- **INPUT DATA**:
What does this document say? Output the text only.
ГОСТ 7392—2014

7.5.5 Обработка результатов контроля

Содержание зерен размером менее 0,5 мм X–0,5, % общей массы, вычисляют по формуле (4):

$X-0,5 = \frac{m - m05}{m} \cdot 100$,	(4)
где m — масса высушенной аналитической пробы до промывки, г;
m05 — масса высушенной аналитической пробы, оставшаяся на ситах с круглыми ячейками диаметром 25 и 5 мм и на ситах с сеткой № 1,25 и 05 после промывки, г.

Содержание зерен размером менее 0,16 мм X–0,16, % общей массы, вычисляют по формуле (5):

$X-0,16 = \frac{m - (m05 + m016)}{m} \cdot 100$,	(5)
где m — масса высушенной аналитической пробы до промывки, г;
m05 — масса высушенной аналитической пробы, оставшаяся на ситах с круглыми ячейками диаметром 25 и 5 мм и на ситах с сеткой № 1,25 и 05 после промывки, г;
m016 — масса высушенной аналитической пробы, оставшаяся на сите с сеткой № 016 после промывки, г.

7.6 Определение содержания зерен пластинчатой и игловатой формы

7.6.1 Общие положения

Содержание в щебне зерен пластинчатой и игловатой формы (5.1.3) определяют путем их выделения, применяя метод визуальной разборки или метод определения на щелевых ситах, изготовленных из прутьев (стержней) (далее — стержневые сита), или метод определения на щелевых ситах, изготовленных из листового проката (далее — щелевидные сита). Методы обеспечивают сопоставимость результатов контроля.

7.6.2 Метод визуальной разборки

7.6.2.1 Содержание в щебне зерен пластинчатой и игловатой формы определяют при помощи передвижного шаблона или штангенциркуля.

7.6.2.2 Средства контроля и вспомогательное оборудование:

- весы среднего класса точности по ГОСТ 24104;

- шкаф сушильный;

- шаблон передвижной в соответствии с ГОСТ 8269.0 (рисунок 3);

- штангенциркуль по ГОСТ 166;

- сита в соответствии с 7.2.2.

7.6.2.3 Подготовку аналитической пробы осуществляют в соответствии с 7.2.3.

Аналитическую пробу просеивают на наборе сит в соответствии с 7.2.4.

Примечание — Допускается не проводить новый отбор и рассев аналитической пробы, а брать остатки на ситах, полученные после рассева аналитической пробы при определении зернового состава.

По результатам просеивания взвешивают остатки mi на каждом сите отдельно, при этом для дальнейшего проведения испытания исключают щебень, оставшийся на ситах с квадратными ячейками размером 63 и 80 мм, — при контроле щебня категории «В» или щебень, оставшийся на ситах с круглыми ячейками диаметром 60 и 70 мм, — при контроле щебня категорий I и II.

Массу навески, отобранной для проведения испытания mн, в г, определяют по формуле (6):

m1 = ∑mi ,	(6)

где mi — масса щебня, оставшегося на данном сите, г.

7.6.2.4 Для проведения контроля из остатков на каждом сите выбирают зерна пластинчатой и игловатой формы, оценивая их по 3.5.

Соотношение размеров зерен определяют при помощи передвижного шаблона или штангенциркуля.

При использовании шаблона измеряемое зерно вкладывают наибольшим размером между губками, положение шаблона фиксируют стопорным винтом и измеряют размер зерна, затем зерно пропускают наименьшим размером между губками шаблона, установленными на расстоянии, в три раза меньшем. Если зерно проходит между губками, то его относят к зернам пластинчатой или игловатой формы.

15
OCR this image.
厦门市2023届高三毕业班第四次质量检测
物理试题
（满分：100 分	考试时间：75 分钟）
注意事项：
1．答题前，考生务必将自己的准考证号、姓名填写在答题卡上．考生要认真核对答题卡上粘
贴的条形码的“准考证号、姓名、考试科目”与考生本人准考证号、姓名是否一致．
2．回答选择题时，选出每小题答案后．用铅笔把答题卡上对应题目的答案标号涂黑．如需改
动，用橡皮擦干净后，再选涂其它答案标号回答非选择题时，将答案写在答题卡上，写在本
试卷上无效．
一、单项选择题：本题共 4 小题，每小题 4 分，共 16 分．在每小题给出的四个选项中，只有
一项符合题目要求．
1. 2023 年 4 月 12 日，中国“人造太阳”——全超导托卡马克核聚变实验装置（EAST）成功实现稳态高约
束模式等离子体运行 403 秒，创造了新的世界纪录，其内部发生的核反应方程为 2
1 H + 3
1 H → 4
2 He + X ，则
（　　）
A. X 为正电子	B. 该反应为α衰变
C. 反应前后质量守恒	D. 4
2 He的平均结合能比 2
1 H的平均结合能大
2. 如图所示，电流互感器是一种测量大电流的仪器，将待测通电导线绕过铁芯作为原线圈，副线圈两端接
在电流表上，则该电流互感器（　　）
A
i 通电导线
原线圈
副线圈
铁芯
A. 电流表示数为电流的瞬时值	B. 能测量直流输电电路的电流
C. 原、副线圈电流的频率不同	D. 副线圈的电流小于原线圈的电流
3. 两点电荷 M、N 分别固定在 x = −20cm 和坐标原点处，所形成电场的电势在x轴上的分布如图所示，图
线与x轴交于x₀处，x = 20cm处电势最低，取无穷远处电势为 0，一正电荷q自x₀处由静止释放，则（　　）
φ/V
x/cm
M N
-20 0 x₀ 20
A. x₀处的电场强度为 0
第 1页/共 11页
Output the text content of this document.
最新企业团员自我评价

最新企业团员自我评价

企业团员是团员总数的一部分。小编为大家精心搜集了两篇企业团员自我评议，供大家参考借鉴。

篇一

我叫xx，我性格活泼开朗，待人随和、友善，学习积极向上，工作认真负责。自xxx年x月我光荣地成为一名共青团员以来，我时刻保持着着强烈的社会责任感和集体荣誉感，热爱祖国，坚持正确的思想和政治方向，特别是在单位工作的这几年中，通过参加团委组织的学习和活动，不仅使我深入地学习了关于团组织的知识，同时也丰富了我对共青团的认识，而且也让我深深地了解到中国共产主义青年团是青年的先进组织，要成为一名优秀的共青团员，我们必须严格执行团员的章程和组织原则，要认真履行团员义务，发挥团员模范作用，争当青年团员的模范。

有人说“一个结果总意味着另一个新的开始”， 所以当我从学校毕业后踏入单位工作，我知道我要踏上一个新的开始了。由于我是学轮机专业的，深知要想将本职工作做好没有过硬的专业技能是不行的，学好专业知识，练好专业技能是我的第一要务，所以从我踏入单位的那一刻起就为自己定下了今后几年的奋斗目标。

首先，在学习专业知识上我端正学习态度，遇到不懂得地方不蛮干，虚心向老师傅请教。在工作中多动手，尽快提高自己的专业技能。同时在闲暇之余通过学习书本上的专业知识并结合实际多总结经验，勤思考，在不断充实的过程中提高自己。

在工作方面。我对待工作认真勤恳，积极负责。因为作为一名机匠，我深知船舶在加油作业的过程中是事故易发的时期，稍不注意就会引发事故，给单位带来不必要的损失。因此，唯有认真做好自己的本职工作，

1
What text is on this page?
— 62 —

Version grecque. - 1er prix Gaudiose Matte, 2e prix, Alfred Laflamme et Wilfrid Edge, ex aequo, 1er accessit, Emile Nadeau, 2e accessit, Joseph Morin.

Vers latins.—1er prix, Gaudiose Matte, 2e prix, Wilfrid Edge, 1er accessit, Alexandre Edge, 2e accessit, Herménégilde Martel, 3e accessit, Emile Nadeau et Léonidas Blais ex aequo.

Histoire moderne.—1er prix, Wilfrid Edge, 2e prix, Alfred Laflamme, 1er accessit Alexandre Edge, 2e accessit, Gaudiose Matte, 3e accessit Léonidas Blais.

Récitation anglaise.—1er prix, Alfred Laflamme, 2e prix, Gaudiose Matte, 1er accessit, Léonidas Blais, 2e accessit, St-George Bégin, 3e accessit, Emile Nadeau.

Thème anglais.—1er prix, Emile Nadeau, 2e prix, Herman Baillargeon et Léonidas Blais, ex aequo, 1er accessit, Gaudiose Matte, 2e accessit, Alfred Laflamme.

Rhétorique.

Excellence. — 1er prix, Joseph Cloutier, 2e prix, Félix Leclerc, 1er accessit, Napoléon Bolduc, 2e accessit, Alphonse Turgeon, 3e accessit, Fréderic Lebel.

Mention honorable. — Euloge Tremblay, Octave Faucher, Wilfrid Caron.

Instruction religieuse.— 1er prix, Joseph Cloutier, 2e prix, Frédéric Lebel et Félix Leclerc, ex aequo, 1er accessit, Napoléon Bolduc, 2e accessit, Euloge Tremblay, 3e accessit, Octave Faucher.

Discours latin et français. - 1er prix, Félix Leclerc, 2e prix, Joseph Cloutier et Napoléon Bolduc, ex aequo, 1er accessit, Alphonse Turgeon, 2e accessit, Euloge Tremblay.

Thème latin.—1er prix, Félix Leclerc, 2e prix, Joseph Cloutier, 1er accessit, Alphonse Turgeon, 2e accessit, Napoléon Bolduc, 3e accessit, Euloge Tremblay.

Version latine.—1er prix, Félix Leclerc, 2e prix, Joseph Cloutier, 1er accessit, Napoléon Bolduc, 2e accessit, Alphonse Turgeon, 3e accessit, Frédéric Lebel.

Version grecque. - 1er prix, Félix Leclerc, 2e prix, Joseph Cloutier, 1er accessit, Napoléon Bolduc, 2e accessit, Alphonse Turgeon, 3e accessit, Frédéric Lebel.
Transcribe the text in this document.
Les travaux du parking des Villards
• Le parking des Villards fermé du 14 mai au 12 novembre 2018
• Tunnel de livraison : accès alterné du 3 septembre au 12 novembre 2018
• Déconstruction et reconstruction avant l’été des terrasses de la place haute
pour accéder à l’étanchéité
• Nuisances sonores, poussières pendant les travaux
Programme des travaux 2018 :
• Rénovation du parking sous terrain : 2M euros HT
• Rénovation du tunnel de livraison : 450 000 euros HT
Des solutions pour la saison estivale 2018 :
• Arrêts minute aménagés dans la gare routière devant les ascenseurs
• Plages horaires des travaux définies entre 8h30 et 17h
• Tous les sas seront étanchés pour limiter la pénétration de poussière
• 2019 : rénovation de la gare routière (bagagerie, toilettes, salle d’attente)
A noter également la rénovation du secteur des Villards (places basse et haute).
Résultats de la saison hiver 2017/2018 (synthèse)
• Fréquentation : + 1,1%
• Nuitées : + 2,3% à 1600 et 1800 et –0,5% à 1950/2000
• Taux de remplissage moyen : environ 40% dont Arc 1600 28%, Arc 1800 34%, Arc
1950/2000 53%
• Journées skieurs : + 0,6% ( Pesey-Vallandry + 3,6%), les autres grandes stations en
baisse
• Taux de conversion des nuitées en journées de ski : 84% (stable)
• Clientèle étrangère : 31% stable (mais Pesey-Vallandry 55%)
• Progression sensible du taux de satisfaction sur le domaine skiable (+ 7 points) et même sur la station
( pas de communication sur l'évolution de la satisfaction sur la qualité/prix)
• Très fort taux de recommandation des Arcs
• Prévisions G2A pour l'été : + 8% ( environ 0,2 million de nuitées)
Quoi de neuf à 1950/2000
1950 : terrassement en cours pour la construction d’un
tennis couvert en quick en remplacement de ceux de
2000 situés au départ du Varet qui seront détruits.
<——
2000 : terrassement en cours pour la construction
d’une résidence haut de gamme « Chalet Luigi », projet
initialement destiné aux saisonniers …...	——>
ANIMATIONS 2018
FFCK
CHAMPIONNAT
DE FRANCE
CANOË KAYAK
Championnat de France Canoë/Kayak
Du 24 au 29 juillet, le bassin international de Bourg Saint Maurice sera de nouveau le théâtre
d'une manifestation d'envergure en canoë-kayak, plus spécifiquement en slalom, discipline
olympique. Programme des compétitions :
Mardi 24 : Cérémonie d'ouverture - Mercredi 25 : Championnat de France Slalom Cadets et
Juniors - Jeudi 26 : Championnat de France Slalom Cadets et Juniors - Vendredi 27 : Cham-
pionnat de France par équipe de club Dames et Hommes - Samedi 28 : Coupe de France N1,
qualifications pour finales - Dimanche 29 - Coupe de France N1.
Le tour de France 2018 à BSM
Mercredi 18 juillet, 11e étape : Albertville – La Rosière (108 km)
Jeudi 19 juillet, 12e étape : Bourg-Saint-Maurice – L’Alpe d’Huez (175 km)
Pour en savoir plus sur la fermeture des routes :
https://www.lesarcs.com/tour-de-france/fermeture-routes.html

- **TO BE DONE**:
Using the listing, copy every line where the word "каждом" shows up.

- **ANSWER TO THIS TASK**:
По результатам просеивания взвешивают остатки mi на каждом сите отдельно, при этом для дальнейшего проведения испытания исключают щебень, оставшийся на ситах с квадратными ячейками размером 63 и 80 мм, — при контроле щебня категории «В» или щебень, оставшийся на ситах с круглыми ячейками диаметром 60 и 70 мм, — при контроле щебня категорий I и II.
7.6.2.4 Для проведения контроля из остатков на каждом сите выбирают зерна пластинчатой и игловатой формы, оценивая их по 3.5.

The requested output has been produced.